* _Task_:
Each line of the material must be repeated precisely, with the pictures left out.

* _Input data_:
^^^^^^^^^^^^^^^^
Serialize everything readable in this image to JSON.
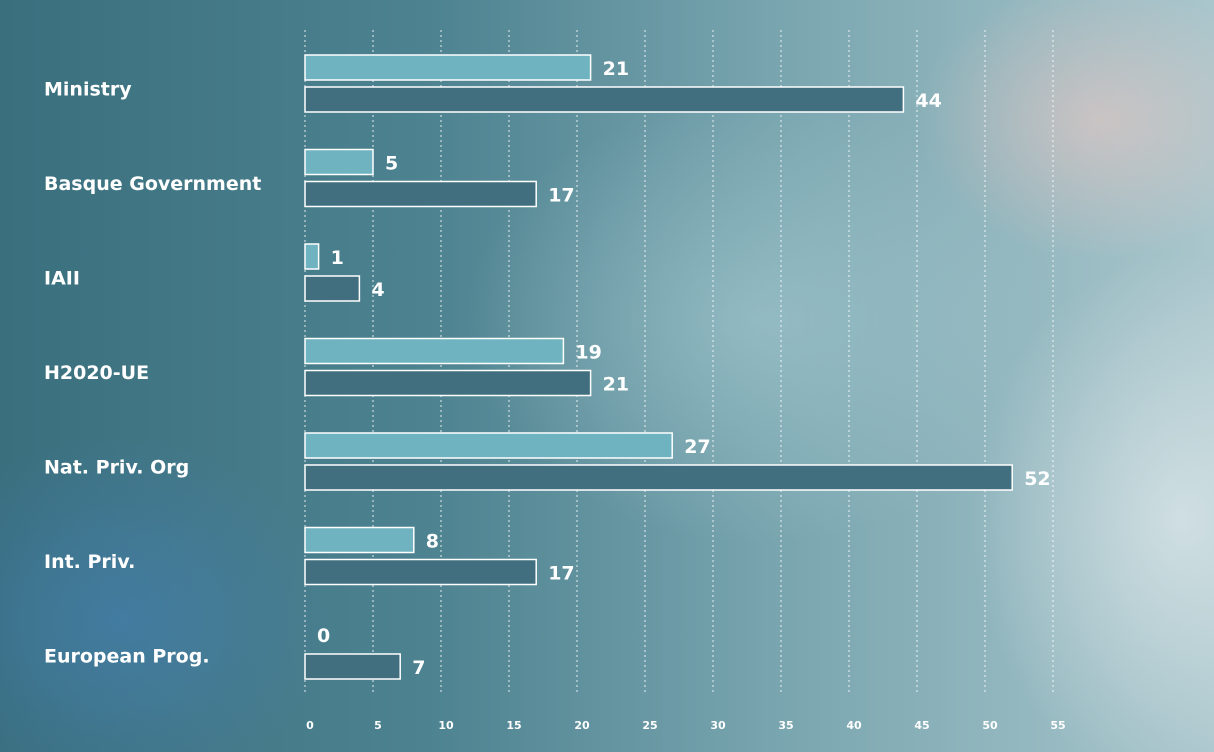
{
  "chart_data": {
    "type": "bar",
    "orientation": "horizontal",
    "categories": [
      "Ministry",
      "Basque Government",
      "IAII",
      "H2020-UE",
      "Nat. Priv. Org",
      "Int. Priv.",
      "European Prog."
    ],
    "series": [
      {
        "color": "#6fb3c1",
        "values": [
          21,
          5,
          1,
          19,
          27,
          8,
          0
        ]
      },
      {
        "color": "#426f80",
        "values": [
          44,
          17,
          4,
          21,
          52,
          17,
          7
        ]
      }
    ],
    "xlim": [
      0,
      55
    ],
    "xticks": [
      0,
      5,
      10,
      15,
      20,
      25,
      30,
      35,
      40,
      45,
      50,
      55
    ],
    "grid": true
  }
}
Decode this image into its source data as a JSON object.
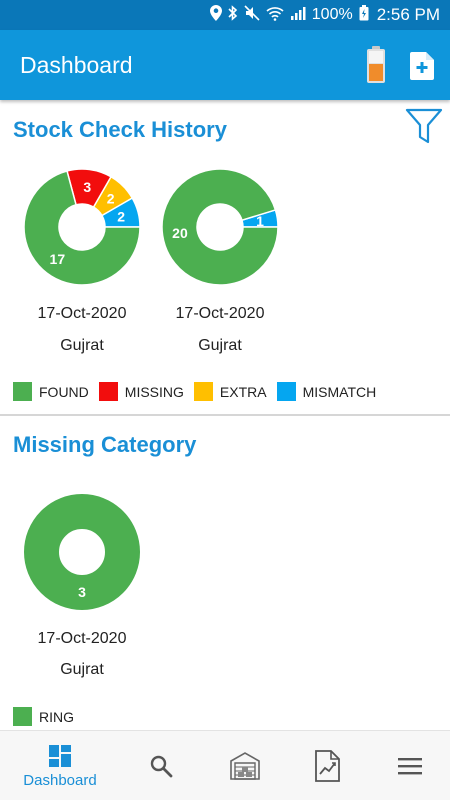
{
  "status_bar": {
    "battery": "100%",
    "time": "2:56 PM"
  },
  "header": {
    "title": "Dashboard"
  },
  "stock_check": {
    "title": "Stock Check History",
    "charts": [
      {
        "date": "17-Oct-2020",
        "place": "Gujrat"
      },
      {
        "date": "17-Oct-2020",
        "place": "Gujrat"
      }
    ],
    "legend": [
      {
        "label": "FOUND",
        "color": "#4caf50"
      },
      {
        "label": "MISSING",
        "color": "#f20d0d"
      },
      {
        "label": "EXTRA",
        "color": "#ffbf00"
      },
      {
        "label": "MISMATCH",
        "color": "#05a6f0"
      }
    ]
  },
  "missing_category": {
    "title": "Missing Category",
    "charts": [
      {
        "date": "17-Oct-2020",
        "place": "Gujrat"
      }
    ],
    "legend": [
      {
        "label": "RING",
        "color": "#4caf50"
      }
    ]
  },
  "bottom_nav": {
    "active_label": "Dashboard"
  },
  "chart_data": [
    {
      "type": "pie",
      "categories": [
        "FOUND",
        "MISSING",
        "EXTRA",
        "MISMATCH"
      ],
      "values": [
        17,
        3,
        2,
        2
      ],
      "colors": [
        "#4caf50",
        "#f20d0d",
        "#ffbf00",
        "#05a6f0"
      ]
    },
    {
      "type": "pie",
      "categories": [
        "FOUND",
        "MISSING",
        "EXTRA",
        "MISMATCH"
      ],
      "values": [
        20,
        0,
        0,
        1
      ],
      "colors": [
        "#4caf50",
        "#f20d0d",
        "#ffbf00",
        "#05a6f0"
      ]
    },
    {
      "type": "pie",
      "categories": [
        "RING"
      ],
      "values": [
        3
      ],
      "colors": [
        "#4caf50"
      ]
    }
  ]
}
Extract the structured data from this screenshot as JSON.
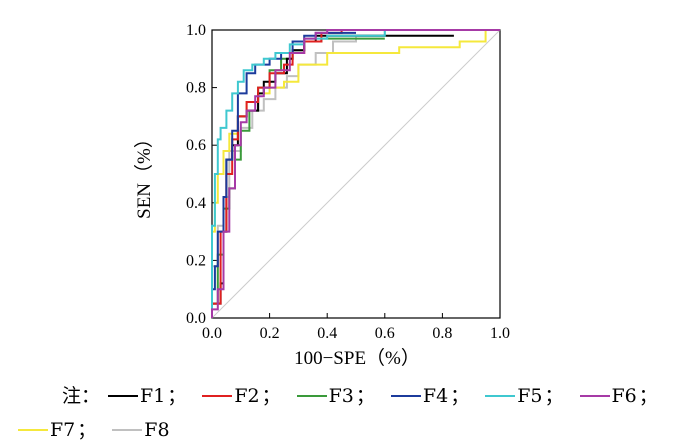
^^^^^^^^^^^^^^^^
* _The solution_:
Serialize everything readable in this image to JSON.
{
  "chart_data": {
    "type": "bar",
    "orientation": "horizontal",
    "categories": [
      "Ministry",
      "Basque Government",
      "IAII",
      "H2020-UE",
      "Nat. Priv. Org",
      "Int. Priv.",
      "European Prog."
    ],
    "series": [
      {
        "color": "#6fb3c1",
        "values": [
          21,
          5,
          1,
          19,
          27,
          8,
          0
        ]
      },
      {
        "color": "#426f80",
        "values": [
          44,
          17,
          4,
          21,
          52,
          17,
          7
        ]
      }
    ],
    "xlim": [
      0,
      55
    ],
    "xticks": [
      0,
      5,
      10,
      15,
      20,
      25,
      30,
      35,
      40,
      45,
      50,
      55
    ],
    "grid": true
  }
}
Decode this image into its source data as a JSON object.
{
  "status_bar": {
    "battery": "100%",
    "time": "2:56 PM"
  },
  "header": {
    "title": "Dashboard"
  },
  "stock_check": {
    "title": "Stock Check History",
    "charts": [
      {
        "date": "17-Oct-2020",
        "place": "Gujrat"
      },
      {
        "date": "17-Oct-2020",
        "place": "Gujrat"
      }
    ],
    "legend": [
      {
        "label": "FOUND",
        "color": "#4caf50"
      },
      {
        "label": "MISSING",
        "color": "#f20d0d"
      },
      {
        "label": "EXTRA",
        "color": "#ffbf00"
      },
      {
        "label": "MISMATCH",
        "color": "#05a6f0"
      }
    ]
  },
  "missing_category": {
    "title": "Missing Category",
    "charts": [
      {
        "date": "17-Oct-2020",
        "place": "Gujrat"
      }
    ],
    "legend": [
      {
        "label": "RING",
        "color": "#4caf50"
      }
    ]
  },
  "bottom_nav": {
    "active_label": "Dashboard"
  },
  "chart_data": [
    {
      "type": "pie",
      "categories": [
        "FOUND",
        "MISSING",
        "EXTRA",
        "MISMATCH"
      ],
      "values": [
        17,
        3,
        2,
        2
      ],
      "colors": [
        "#4caf50",
        "#f20d0d",
        "#ffbf00",
        "#05a6f0"
      ]
    },
    {
      "type": "pie",
      "categories": [
        "FOUND",
        "MISSING",
        "EXTRA",
        "MISMATCH"
      ],
      "values": [
        20,
        0,
        0,
        1
      ],
      "colors": [
        "#4caf50",
        "#f20d0d",
        "#ffbf00",
        "#05a6f0"
      ]
    },
    {
      "type": "pie",
      "categories": [
        "RING"
      ],
      "values": [
        3
      ],
      "colors": [
        "#4caf50"
      ]
    }
  ]
}
Extract the structured data from this screenshot as JSON.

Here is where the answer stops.